··· Dataset records

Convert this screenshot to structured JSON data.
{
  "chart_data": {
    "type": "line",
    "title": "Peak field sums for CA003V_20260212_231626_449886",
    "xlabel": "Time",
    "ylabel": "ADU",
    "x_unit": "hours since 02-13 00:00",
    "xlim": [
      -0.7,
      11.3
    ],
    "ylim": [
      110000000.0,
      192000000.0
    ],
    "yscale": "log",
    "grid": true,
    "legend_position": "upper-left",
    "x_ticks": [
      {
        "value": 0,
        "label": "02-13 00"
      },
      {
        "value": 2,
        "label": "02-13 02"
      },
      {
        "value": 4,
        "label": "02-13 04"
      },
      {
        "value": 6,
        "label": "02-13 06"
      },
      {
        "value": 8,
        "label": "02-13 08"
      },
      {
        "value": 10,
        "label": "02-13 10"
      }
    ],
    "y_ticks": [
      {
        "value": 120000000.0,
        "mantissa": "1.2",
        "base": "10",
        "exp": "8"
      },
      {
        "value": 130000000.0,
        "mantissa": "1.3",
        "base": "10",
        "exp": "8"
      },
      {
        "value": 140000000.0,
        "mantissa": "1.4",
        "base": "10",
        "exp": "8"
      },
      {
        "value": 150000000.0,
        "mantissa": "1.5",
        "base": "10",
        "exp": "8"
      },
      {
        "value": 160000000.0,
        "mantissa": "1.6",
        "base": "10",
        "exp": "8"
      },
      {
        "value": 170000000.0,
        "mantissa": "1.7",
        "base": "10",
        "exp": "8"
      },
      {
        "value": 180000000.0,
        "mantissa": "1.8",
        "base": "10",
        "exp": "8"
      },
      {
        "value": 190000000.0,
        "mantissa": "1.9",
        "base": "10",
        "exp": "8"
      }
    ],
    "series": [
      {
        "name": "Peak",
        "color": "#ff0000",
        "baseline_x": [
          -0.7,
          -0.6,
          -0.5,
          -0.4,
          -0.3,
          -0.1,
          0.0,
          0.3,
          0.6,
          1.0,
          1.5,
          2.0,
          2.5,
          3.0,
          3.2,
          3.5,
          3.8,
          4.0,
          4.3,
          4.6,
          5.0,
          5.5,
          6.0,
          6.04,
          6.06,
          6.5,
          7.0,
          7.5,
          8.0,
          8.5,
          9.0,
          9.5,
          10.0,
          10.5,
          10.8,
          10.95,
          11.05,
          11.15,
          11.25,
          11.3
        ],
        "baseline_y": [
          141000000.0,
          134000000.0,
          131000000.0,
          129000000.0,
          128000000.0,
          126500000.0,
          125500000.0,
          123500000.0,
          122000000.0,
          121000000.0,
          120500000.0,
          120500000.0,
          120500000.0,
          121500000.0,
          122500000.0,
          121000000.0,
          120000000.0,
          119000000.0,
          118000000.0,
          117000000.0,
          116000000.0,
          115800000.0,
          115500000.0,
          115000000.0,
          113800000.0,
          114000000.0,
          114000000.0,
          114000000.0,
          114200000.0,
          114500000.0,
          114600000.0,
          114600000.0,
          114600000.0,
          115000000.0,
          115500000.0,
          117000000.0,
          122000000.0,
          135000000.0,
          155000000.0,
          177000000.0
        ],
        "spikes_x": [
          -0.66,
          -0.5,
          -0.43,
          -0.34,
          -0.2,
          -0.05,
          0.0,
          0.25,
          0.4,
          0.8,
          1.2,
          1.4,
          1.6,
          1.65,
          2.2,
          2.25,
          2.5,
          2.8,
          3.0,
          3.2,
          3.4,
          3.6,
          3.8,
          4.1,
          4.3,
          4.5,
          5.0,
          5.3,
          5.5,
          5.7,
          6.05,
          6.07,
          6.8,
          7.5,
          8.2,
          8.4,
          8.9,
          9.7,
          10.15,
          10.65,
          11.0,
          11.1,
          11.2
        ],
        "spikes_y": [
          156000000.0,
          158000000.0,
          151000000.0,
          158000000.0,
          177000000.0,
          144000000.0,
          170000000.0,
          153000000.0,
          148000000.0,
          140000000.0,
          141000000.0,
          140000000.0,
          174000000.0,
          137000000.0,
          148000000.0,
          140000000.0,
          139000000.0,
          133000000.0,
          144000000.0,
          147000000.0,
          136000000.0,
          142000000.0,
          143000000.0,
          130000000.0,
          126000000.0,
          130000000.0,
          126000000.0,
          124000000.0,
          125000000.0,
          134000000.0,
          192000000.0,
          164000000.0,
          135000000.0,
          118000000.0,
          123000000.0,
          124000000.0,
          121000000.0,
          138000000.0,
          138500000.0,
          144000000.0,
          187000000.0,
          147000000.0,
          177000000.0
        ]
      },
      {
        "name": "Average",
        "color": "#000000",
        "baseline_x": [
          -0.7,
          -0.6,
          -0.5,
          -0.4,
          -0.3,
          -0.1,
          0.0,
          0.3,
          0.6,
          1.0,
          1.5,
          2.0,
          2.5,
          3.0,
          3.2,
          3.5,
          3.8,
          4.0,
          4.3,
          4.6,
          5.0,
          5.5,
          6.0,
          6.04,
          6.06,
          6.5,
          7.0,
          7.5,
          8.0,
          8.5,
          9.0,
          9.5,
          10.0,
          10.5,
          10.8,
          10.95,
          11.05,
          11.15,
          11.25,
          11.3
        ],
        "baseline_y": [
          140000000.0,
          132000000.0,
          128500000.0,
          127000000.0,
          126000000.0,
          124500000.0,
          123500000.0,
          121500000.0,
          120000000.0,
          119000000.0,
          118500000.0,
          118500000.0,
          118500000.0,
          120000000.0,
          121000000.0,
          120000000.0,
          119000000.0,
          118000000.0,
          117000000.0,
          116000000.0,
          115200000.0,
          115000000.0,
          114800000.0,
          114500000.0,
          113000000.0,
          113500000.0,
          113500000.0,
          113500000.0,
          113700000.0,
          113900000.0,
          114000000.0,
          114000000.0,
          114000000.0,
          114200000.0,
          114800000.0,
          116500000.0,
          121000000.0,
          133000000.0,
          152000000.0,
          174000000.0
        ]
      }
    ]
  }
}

······

Set exercise: Could you reproduce every record above exactly as it appears?

Task answer:
Convert this screenshot to structured JSON data.
{
  "chart_data": {
    "type": "line",
    "title": "Peak field sums for CA003V_20260212_231626_449886",
    "xlabel": "Time",
    "ylabel": "ADU",
    "x_unit": "hours since 02-13 00:00",
    "xlim": [
      -0.7,
      11.3
    ],
    "ylim": [
      110000000.0,
      192000000.0
    ],
    "yscale": "log",
    "grid": true,
    "legend_position": "upper-left",
    "x_ticks": [
      {
        "value": 0,
        "label": "02-13 00"
      },
      {
        "value": 2,
        "label": "02-13 02"
      },
      {
        "value": 4,
        "label": "02-13 04"
      },
      {
        "value": 6,
        "label": "02-13 06"
      },
      {
        "value": 8,
        "label": "02-13 08"
      },
      {
        "value": 10,
        "label": "02-13 10"
      }
    ],
    "y_ticks": [
      {
        "value": 120000000.0,
        "mantissa": "1.2",
        "base": "10",
        "exp": "8"
      },
      {
        "value": 130000000.0,
        "mantissa": "1.3",
        "base": "10",
        "exp": "8"
      },
      {
        "value": 140000000.0,
        "mantissa": "1.4",
        "base": "10",
        "exp": "8"
      },
      {
        "value": 150000000.0,
        "mantissa": "1.5",
        "base": "10",
        "exp": "8"
      },
      {
        "value": 160000000.0,
        "mantissa": "1.6",
        "base": "10",
        "exp": "8"
      },
      {
        "value": 170000000.0,
        "mantissa": "1.7",
        "base": "10",
        "exp": "8"
      },
      {
        "value": 180000000.0,
        "mantissa": "1.8",
        "base": "10",
        "exp": "8"
      },
      {
        "value": 190000000.0,
        "mantissa": "1.9",
        "base": "10",
        "exp": "8"
      }
    ],
    "series": [
      {
        "name": "Peak",
        "color": "#ff0000",
        "baseline_x": [
          -0.7,
          -0.6,
          -0.5,
          -0.4,
          -0.3,
          -0.1,
          0.0,
          0.3,
          0.6,
          1.0,
          1.5,
          2.0,
          2.5,
          3.0,
          3.2,
          3.5,
          3.8,
          4.0,
          4.3,
          4.6,
          5.0,
          5.5,
          6.0,
          6.04,
          6.06,
          6.5,
          7.0,
          7.5,
          8.0,
          8.5,
          9.0,
          9.5,
          10.0,
          10.5,
          10.8,
          10.95,
          11.05,
          11.15,
          11.25,
          11.3
        ],
        "baseline_y": [
          141000000.0,
          134000000.0,
          131000000.0,
          129000000.0,
          128000000.0,
          126500000.0,
          125500000.0,
          123500000.0,
          122000000.0,
          121000000.0,
          120500000.0,
          120500000.0,
          120500000.0,
          121500000.0,
          122500000.0,
          121000000.0,
          120000000.0,
          119000000.0,
          118000000.0,
          117000000.0,
          116000000.0,
          115800000.0,
          115500000.0,
          115000000.0,
          113800000.0,
          114000000.0,
          114000000.0,
          114000000.0,
          114200000.0,
          114500000.0,
          114600000.0,
          114600000.0,
          114600000.0,
          115000000.0,
          115500000.0,
          117000000.0,
          122000000.0,
          135000000.0,
          155000000.0,
          177000000.0
        ],
        "spikes_x": [
          -0.66,
          -0.5,
          -0.43,
          -0.34,
          -0.2,
          -0.05,
          0.0,
          0.25,
          0.4,
          0.8,
          1.2,
          1.4,
          1.6,
          1.65,
          2.2,
          2.25,
          2.5,
          2.8,
          3.0,
          3.2,
          3.4,
          3.6,
          3.8,
          4.1,
          4.3,
          4.5,
          5.0,
          5.3,
          5.5,
          5.7,
          6.05,
          6.07,
          6.8,
          7.5,
          8.2,
          8.4,
          8.9,
          9.7,
          10.15,
          10.65,
          11.0,
          11.1,
          11.2
        ],
        "spikes_y": [
          156000000.0,
          158000000.0,
          151000000.0,
          158000000.0,
          177000000.0,
          144000000.0,
          170000000.0,
          153000000.0,
          148000000.0,
          140000000.0,
          141000000.0,
          140000000.0,
          174000000.0,
          137000000.0,
          148000000.0,
          140000000.0,
          139000000.0,
          133000000.0,
          144000000.0,
          147000000.0,
          136000000.0,
          142000000.0,
          143000000.0,
          130000000.0,
          126000000.0,
          130000000.0,
          126000000.0,
          124000000.0,
          125000000.0,
          134000000.0,
          192000000.0,
          164000000.0,
          135000000.0,
          118000000.0,
          123000000.0,
          124000000.0,
          121000000.0,
          138000000.0,
          138500000.0,
          144000000.0,
          187000000.0,
          147000000.0,
          177000000.0
        ]
      },
      {
        "name": "Average",
        "color": "#000000",
        "baseline_x": [
          -0.7,
          -0.6,
          -0.5,
          -0.4,
          -0.3,
          -0.1,
          0.0,
          0.3,
          0.6,
          1.0,
          1.5,
          2.0,
          2.5,
          3.0,
          3.2,
          3.5,
          3.8,
          4.0,
          4.3,
          4.6,
          5.0,
          5.5,
          6.0,
          6.04,
          6.06,
          6.5,
          7.0,
          7.5,
          8.0,
          8.5,
          9.0,
          9.5,
          10.0,
          10.5,
          10.8,
          10.95,
          11.05,
          11.15,
          11.25,
          11.3
        ],
        "baseline_y": [
          140000000.0,
          132000000.0,
          128500000.0,
          127000000.0,
          126000000.0,
          124500000.0,
          123500000.0,
          121500000.0,
          120000000.0,
          119000000.0,
          118500000.0,
          118500000.0,
          118500000.0,
          120000000.0,
          121000000.0,
          120000000.0,
          119000000.0,
          118000000.0,
          117000000.0,
          116000000.0,
          115200000.0,
          115000000.0,
          114800000.0,
          114500000.0,
          113000000.0,
          113500000.0,
          113500000.0,
          113500000.0,
          113700000.0,
          113900000.0,
          114000000.0,
          114000000.0,
          114000000.0,
          114200000.0,
          114800000.0,
          116500000.0,
          121000000.0,
          133000000.0,
          152000000.0,
          174000000.0
        ]
      }
    ]
  }
}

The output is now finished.